_EXERCISE_: Quote the listing below in full and exactly as written, but omit every picture.

= = = = =

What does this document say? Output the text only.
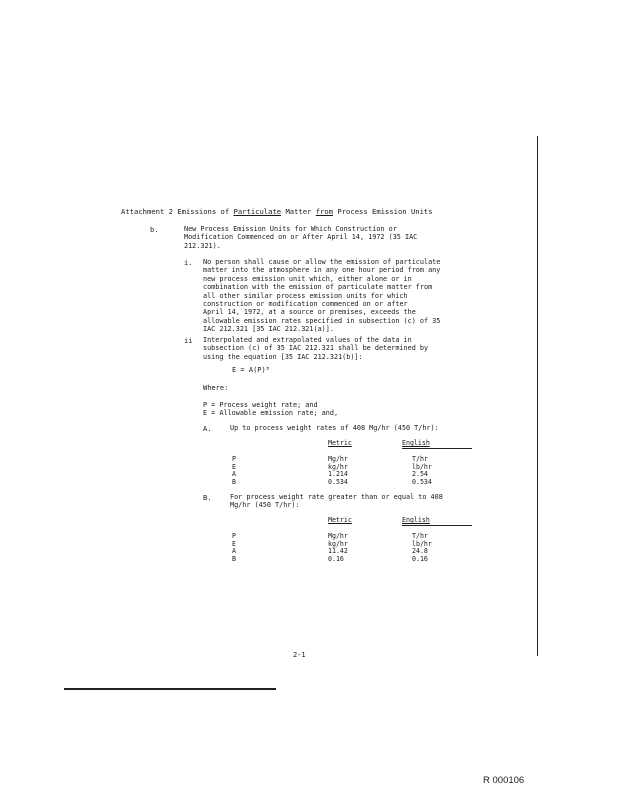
Attachment 2 Emissions of Particulate Matter from Process Emission Units
b.	New Process Emission Units for Which Construction or
Modification Commenced on or After April 14, 1972 (35 IAC
212.321).
i. No person shall cause or allow the emission of particulate
matter into the atmosphere in any one hour period from any
new process emission unit which, either alone or in
combination with the emission of particulate matter from
all other similar process emission units for which
construction or modification commenced on or after
April 14, 1972, at a source or premises, exceeds the
allowable emission rates specified in subsection (c) of 35
IAC 212.321 [35 IAC 212.321(a)].
ii Interpolated and extrapolated values of the data in
subsection (c) of 35 IAC 212.321 shall be determined by
using the equation [35 IAC 212.321(b)]:
E = A(P)ᴮ
Where:
P = Process weight rate; and
E = Allowable emission rate; and,
A.	Up to process weight rates of 408 Mg/hr (450 T/hr):
	Metric	English

P	Mg/hr	T/hr
E	kg/hr	lb/hr
A	1.214	2.54
B	0.534	0.534
B.	For process weight rate greater than or equal to 408
Mg/hr (450 T/hr):
	Metric	English

P	Mg/hr	T/hr
E	kg/hr	lb/hr
A	11.42	24.8
B	0.16	0.16
2-1
R 000106
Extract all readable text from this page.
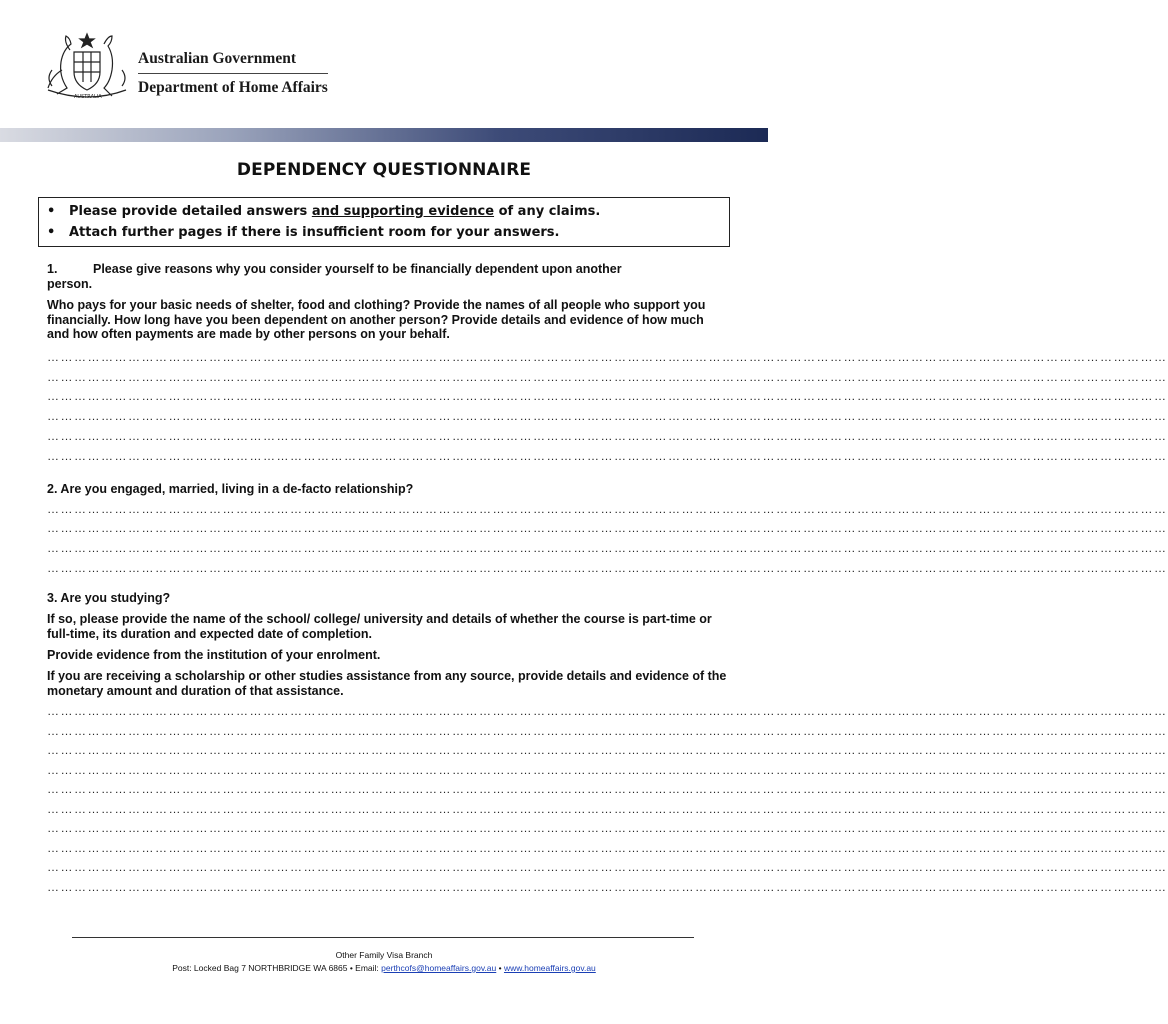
AUSTRALIA
Australian Government
Department of Home Affairs
DEPENDENCY QUESTIONNAIRE
•	Please provide detailed answers and supporting evidence of any claims.
•	Attach further pages if there is insufficient room for your answers.
1.	Please give reasons why you consider yourself to be financially dependent upon another
person.
Who pays for your basic needs of shelter, food and clothing? Provide the names of all people who support you financially. How long have you been dependent on another person? Provide details and evidence of how much and how often payments are made by other persons on your behalf.
……………………………………………………………………………………………………………………………………………………………………………………………………………………………
……………………………………………………………………………………………………………………………………………………………………………………………………………………………
……………………………………………………………………………………………………………………………………………………………………………………………………………………………
……………………………………………………………………………………………………………………………………………………………………………………………………………………………
……………………………………………………………………………………………………………………………………………………………………………………………………………………………
……………………………………………………………………………………………………………………………………………………………………………………………………………………………
2. Are you engaged, married, living in a de-facto relationship?
……………………………………………………………………………………………………………………………………………………………………………………………………………………………
……………………………………………………………………………………………………………………………………………………………………………………………………………………………
……………………………………………………………………………………………………………………………………………………………………………………………………………………………
……………………………………………………………………………………………………………………………………………………………………………………………………………………………
3. Are you studying?
If so, please provide the name of the school/ college/ university and details of whether the course is part-time or full-time, its duration and expected date of completion.
Provide evidence from the institution of your enrolment.
If you are receiving a scholarship or other studies assistance from any source, provide details and evidence of the monetary amount and duration of that assistance.
……………………………………………………………………………………………………………………………………………………………………………………………………………………………
……………………………………………………………………………………………………………………………………………………………………………………………………………………………
……………………………………………………………………………………………………………………………………………………………………………………………………………………………
……………………………………………………………………………………………………………………………………………………………………………………………………………………………
……………………………………………………………………………………………………………………………………………………………………………………………………………………………
……………………………………………………………………………………………………………………………………………………………………………………………………………………………
……………………………………………………………………………………………………………………………………………………………………………………………………………………………
……………………………………………………………………………………………………………………………………………………………………………………………………………………………
……………………………………………………………………………………………………………………………………………………………………………………………………………………………
……………………………………………………………………………………………………………………………………………………………………………………………………………………………
Other Family Visa Branch
Post: Locked Bag 7 NORTHBRIDGE WA 6865 • Email: perthcofs@homeaffairs.gov.au • www.homeaffairs.gov.au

= = = = =

_OUTPUT FOR THIS TASK_:
What does this document say? Output the text only.
Attachment 2 Emissions of Particulate Matter from Process Emission Units
b.	New Process Emission Units for Which Construction or
Modification Commenced on or After April 14, 1972 (35 IAC
212.321).
i. No person shall cause or allow the emission of particulate
matter into the atmosphere in any one hour period from any
new process emission unit which, either alone or in
combination with the emission of particulate matter from
all other similar process emission units for which
construction or modification commenced on or after
April 14, 1972, at a source or premises, exceeds the
allowable emission rates specified in subsection (c) of 35
IAC 212.321 [35 IAC 212.321(a)].
ii Interpolated and extrapolated values of the data in
subsection (c) of 35 IAC 212.321 shall be determined by
using the equation [35 IAC 212.321(b)]:
E = A(P)ᴮ
Where:
P = Process weight rate; and
E = Allowable emission rate; and,
A.	Up to process weight rates of 408 Mg/hr (450 T/hr):
	Metric	English

P	Mg/hr	T/hr
E	kg/hr	lb/hr
A	1.214	2.54
B	0.534	0.534
B.	For process weight rate greater than or equal to 408
Mg/hr (450 T/hr):
	Metric	English

P	Mg/hr	T/hr
E	kg/hr	lb/hr
A	11.42	24.8
B	0.16	0.16
2-1
R 000106
Extract all readable text from this page.
AUSTRALIA
Australian Government
Department of Home Affairs
DEPENDENCY QUESTIONNAIRE
•	Please provide detailed answers and supporting evidence of any claims.
•	Attach further pages if there is insufficient room for your answers.
1.	Please give reasons why you consider yourself to be financially dependent upon another
person.
Who pays for your basic needs of shelter, food and clothing? Provide the names of all people who support you financially. How long have you been dependent on another person? Provide details and evidence of how much and how often payments are made by other persons on your behalf.
……………………………………………………………………………………………………………………………………………………………………………………………………………………………
……………………………………………………………………………………………………………………………………………………………………………………………………………………………
……………………………………………………………………………………………………………………………………………………………………………………………………………………………
……………………………………………………………………………………………………………………………………………………………………………………………………………………………
……………………………………………………………………………………………………………………………………………………………………………………………………………………………
……………………………………………………………………………………………………………………………………………………………………………………………………………………………
2. Are you engaged, married, living in a de-facto relationship?
……………………………………………………………………………………………………………………………………………………………………………………………………………………………
……………………………………………………………………………………………………………………………………………………………………………………………………………………………
……………………………………………………………………………………………………………………………………………………………………………………………………………………………
……………………………………………………………………………………………………………………………………………………………………………………………………………………………
3. Are you studying?
If so, please provide the name of the school/ college/ university and details of whether the course is part-time or full-time, its duration and expected date of completion.
Provide evidence from the institution of your enrolment.
If you are receiving a scholarship or other studies assistance from any source, provide details and evidence of the monetary amount and duration of that assistance.
……………………………………………………………………………………………………………………………………………………………………………………………………………………………
……………………………………………………………………………………………………………………………………………………………………………………………………………………………
……………………………………………………………………………………………………………………………………………………………………………………………………………………………
……………………………………………………………………………………………………………………………………………………………………………………………………………………………
……………………………………………………………………………………………………………………………………………………………………………………………………………………………
……………………………………………………………………………………………………………………………………………………………………………………………………………………………
……………………………………………………………………………………………………………………………………………………………………………………………………………………………
……………………………………………………………………………………………………………………………………………………………………………………………………………………………
……………………………………………………………………………………………………………………………………………………………………………………………………………………………
……………………………………………………………………………………………………………………………………………………………………………………………………………………………
Other Family Visa Branch
Post: Locked Bag 7 NORTHBRIDGE WA 6865 • Email: perthcofs@homeaffairs.gov.au • www.homeaffairs.gov.au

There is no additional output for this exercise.